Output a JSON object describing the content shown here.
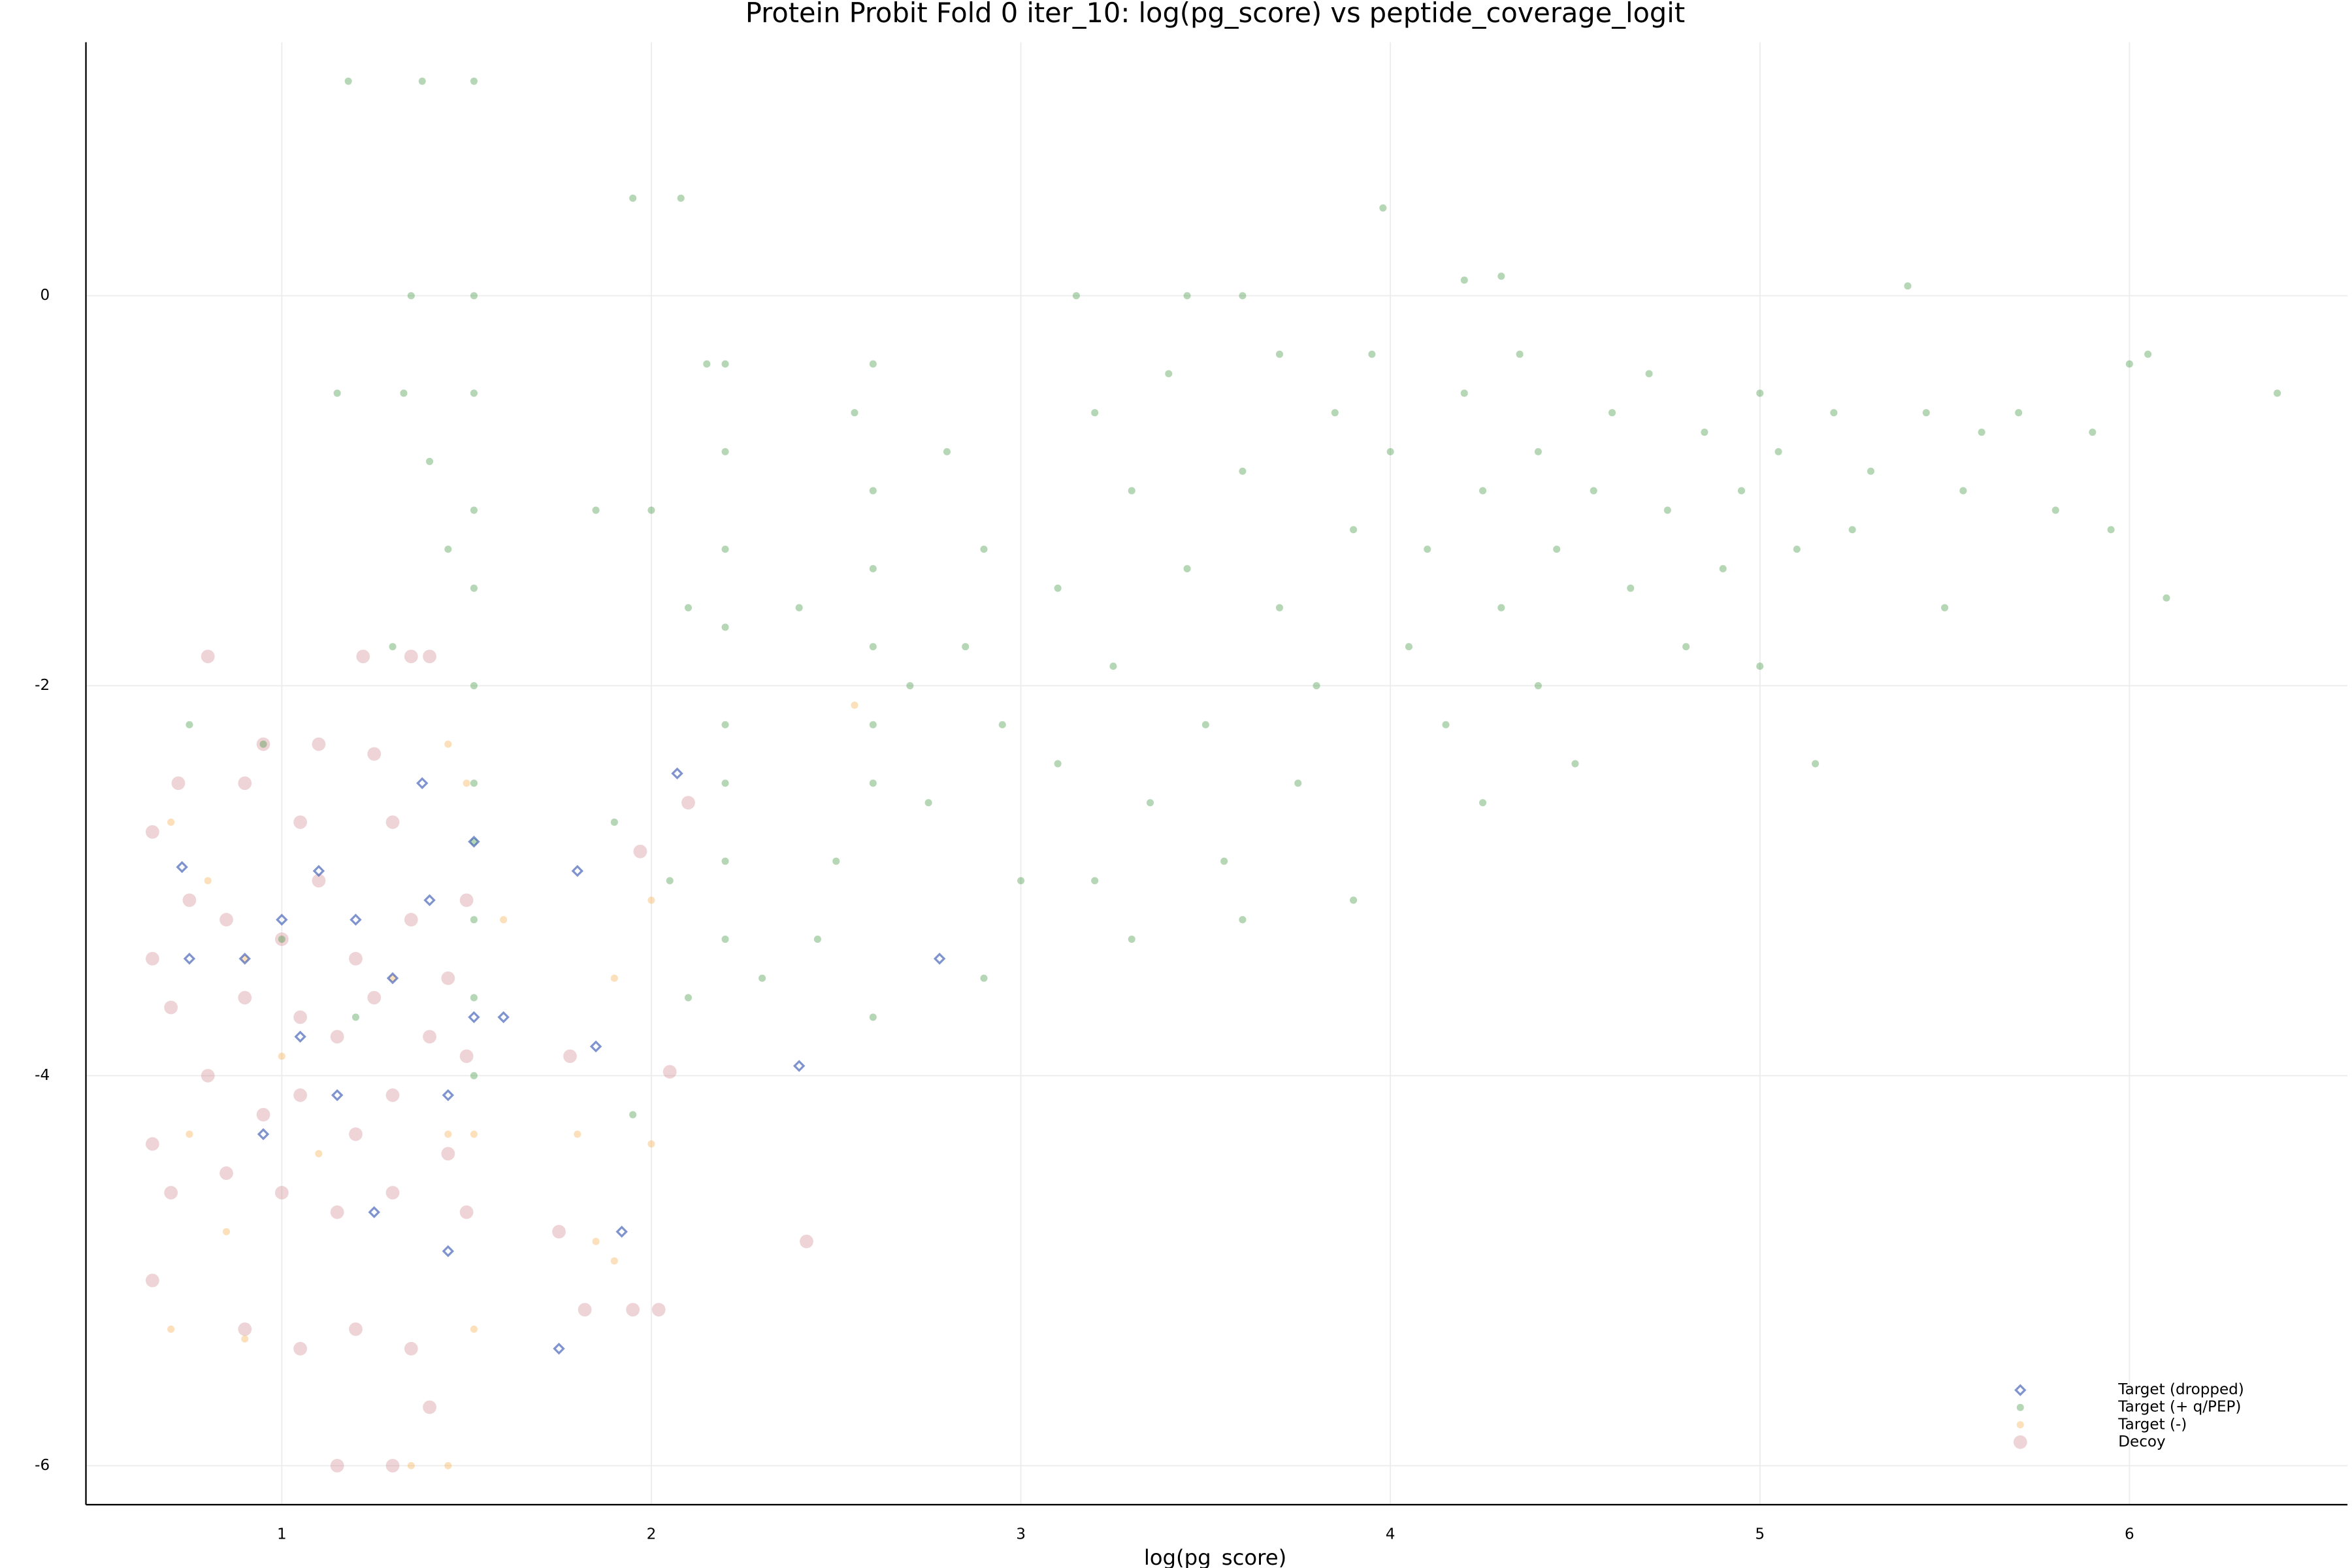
{
  "chart_data": {
    "type": "scatter",
    "title": "Protein Probit Fold 0 iter_10: log(pg_score) vs peptide_coverage_logit",
    "x_label": "log(pg_score)",
    "xlim": [
      0.47,
      6.59
    ],
    "ylim": [
      -6.2,
      1.3
    ],
    "xticks": [
      1,
      2,
      3,
      4,
      5,
      6
    ],
    "yticks": [
      -6,
      -4,
      -2,
      0
    ],
    "grid": true,
    "legend_position": "bottom right",
    "series": [
      {
        "name": "Target (dropped)",
        "color": "#3b5bb5",
        "marker": "diamond",
        "x": [
          0.73,
          0.75,
          0.9,
          1.0,
          1.1,
          1.2,
          1.3,
          1.4,
          1.45,
          0.95,
          1.05,
          1.15,
          1.25,
          1.45,
          1.38,
          1.52,
          1.52,
          1.6,
          1.75,
          1.8,
          1.85,
          1.92,
          2.4,
          2.78,
          2.07
        ],
        "values": [
          -2.93,
          -3.4,
          -3.4,
          -3.2,
          -2.95,
          -3.2,
          -3.5,
          -3.1,
          -4.1,
          -4.3,
          -3.8,
          -4.1,
          -4.7,
          -4.9,
          -2.5,
          -2.8,
          -3.7,
          -3.7,
          -5.4,
          -2.95,
          -3.85,
          -4.8,
          -3.95,
          -3.4,
          -2.45
        ]
      },
      {
        "name": "Target (+ q/PEP)",
        "color": "#2e8b2e",
        "marker": "circle",
        "x": [
          1.52,
          1.52,
          1.52,
          1.52,
          1.52,
          1.52,
          1.52,
          1.52,
          1.52,
          1.52,
          1.52,
          1.38,
          1.18,
          1.35,
          1.33,
          1.15,
          1.4,
          1.45,
          1.3,
          0.95,
          0.75,
          1.0,
          1.2,
          1.95,
          2.08,
          2.15,
          2.2,
          2.2,
          2.2,
          2.2,
          2.2,
          2.2,
          2.2,
          2.2,
          2.0,
          1.85,
          2.1,
          1.9,
          2.05,
          2.1,
          1.95,
          2.3,
          2.6,
          2.55,
          2.6,
          2.6,
          2.6,
          2.6,
          2.6,
          2.5,
          2.45,
          2.4,
          2.7,
          2.8,
          2.9,
          2.85,
          2.75,
          2.95,
          3.0,
          2.9,
          2.6,
          3.15,
          3.45,
          3.6,
          3.2,
          3.4,
          3.3,
          3.1,
          3.25,
          3.1,
          3.35,
          3.2,
          3.5,
          3.45,
          3.6,
          3.7,
          3.55,
          3.8,
          3.75,
          3.9,
          3.85,
          3.95,
          3.9,
          3.6,
          3.3,
          4.0,
          4.1,
          4.05,
          4.2,
          4.25,
          4.15,
          4.3,
          4.35,
          4.4,
          4.45,
          4.4,
          4.25,
          4.5,
          4.55,
          4.6,
          4.65,
          4.7,
          4.75,
          4.8,
          4.85,
          4.9,
          4.95,
          5.0,
          5.0,
          5.05,
          5.1,
          5.15,
          5.2,
          5.25,
          5.3,
          5.4,
          5.45,
          5.5,
          5.55,
          5.6,
          5.7,
          5.8,
          5.9,
          5.95,
          6.0,
          6.05,
          6.1,
          6.4,
          3.98,
          4.3,
          4.2,
          3.7
        ],
        "values": [
          0,
          -0.5,
          -1.1,
          -1.5,
          -2.0,
          -2.5,
          -2.8,
          -3.2,
          -3.6,
          -4.0,
          1.1,
          1.1,
          1.1,
          0,
          -0.5,
          -0.5,
          -0.85,
          -1.3,
          -1.8,
          -2.3,
          -2.2,
          -3.3,
          -3.7,
          0.5,
          0.5,
          -0.35,
          -0.35,
          -0.8,
          -1.3,
          -1.7,
          -2.2,
          -2.5,
          -2.9,
          -3.3,
          -1.1,
          -1.1,
          -1.6,
          -2.7,
          -3.0,
          -3.6,
          -4.2,
          -3.5,
          -0.35,
          -0.6,
          -1.0,
          -1.4,
          -1.8,
          -2.2,
          -2.5,
          -2.9,
          -3.3,
          -1.6,
          -2.0,
          -0.8,
          -1.3,
          -1.8,
          -2.6,
          -2.2,
          -3.0,
          -3.5,
          -3.7,
          0,
          0,
          0,
          -0.6,
          -0.4,
          -1.0,
          -1.5,
          -1.9,
          -2.4,
          -2.6,
          -3.0,
          -2.2,
          -1.4,
          -0.9,
          -1.6,
          -2.9,
          -2.0,
          -2.5,
          -1.2,
          -0.6,
          -0.3,
          -3.1,
          -3.2,
          -3.3,
          -0.8,
          -1.3,
          -1.8,
          -0.5,
          -1.0,
          -2.2,
          -1.6,
          -0.3,
          -0.8,
          -1.3,
          -2.0,
          -2.6,
          -2.4,
          -1.0,
          -0.6,
          -1.5,
          -0.4,
          -1.1,
          -1.8,
          -0.7,
          -1.4,
          -1.0,
          -0.5,
          -1.9,
          -0.8,
          -1.3,
          -2.4,
          -0.6,
          -1.2,
          -0.9,
          0.05,
          -0.6,
          -1.6,
          -1.0,
          -0.7,
          -0.6,
          -1.1,
          -0.7,
          -1.2,
          -0.35,
          -0.3,
          -1.55,
          -0.5,
          0.45,
          0.1,
          0.08,
          -0.3
        ]
      },
      {
        "name": "Target (-)",
        "color": "#f5b255",
        "marker": "circle",
        "x": [
          0.7,
          0.8,
          0.9,
          1.0,
          0.75,
          0.85,
          0.7,
          0.9,
          1.1,
          1.3,
          1.45,
          1.5,
          1.45,
          1.52,
          1.52,
          1.35,
          1.45,
          1.9,
          2.0,
          1.8,
          1.9,
          1.85,
          2.0,
          1.6,
          2.55
        ],
        "values": [
          -2.7,
          -3.0,
          -3.4,
          -3.9,
          -4.3,
          -4.8,
          -5.3,
          -5.35,
          -4.4,
          -3.5,
          -4.3,
          -2.5,
          -2.3,
          -4.3,
          -5.3,
          -6.0,
          -6.0,
          -3.5,
          -4.35,
          -4.3,
          -4.95,
          -4.85,
          -3.1,
          -3.2,
          -2.1
        ]
      },
      {
        "name": "Decoy",
        "color": "#c8707a",
        "marker": "circle",
        "x": [
          0.8,
          1.22,
          1.35,
          1.4,
          0.95,
          1.1,
          1.25,
          0.72,
          0.65,
          0.9,
          1.05,
          1.3,
          0.75,
          0.85,
          1.0,
          1.1,
          1.2,
          1.35,
          1.45,
          0.65,
          0.7,
          0.9,
          1.05,
          1.15,
          1.25,
          1.4,
          1.5,
          0.65,
          0.8,
          0.95,
          1.05,
          1.2,
          1.3,
          1.45,
          0.7,
          0.85,
          1.0,
          1.15,
          1.3,
          1.5,
          0.65,
          0.9,
          1.05,
          1.2,
          1.35,
          1.4,
          1.15,
          1.3,
          1.75,
          1.82,
          1.95,
          2.02,
          2.1,
          2.42,
          1.97,
          1.78,
          2.05,
          1.5
        ],
        "values": [
          -1.85,
          -1.85,
          -1.85,
          -1.85,
          -2.3,
          -2.3,
          -2.35,
          -2.5,
          -2.75,
          -2.5,
          -2.7,
          -2.7,
          -3.1,
          -3.2,
          -3.3,
          -3.0,
          -3.4,
          -3.2,
          -3.5,
          -3.4,
          -3.65,
          -3.6,
          -3.7,
          -3.8,
          -3.6,
          -3.8,
          -3.9,
          -4.35,
          -4.0,
          -4.2,
          -4.1,
          -4.3,
          -4.1,
          -4.4,
          -4.6,
          -4.5,
          -4.6,
          -4.7,
          -4.6,
          -4.7,
          -5.05,
          -5.3,
          -5.4,
          -5.3,
          -5.4,
          -5.7,
          -6.0,
          -6.0,
          -4.8,
          -5.2,
          -5.2,
          -5.2,
          -2.6,
          -4.85,
          -2.85,
          -3.9,
          -3.98,
          -3.1
        ]
      }
    ]
  }
}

TASK STATEMENT:
Find every line above that includes the word "name", then state how many there are and nothing more.

SOLUTION FOR THIS TASK:
4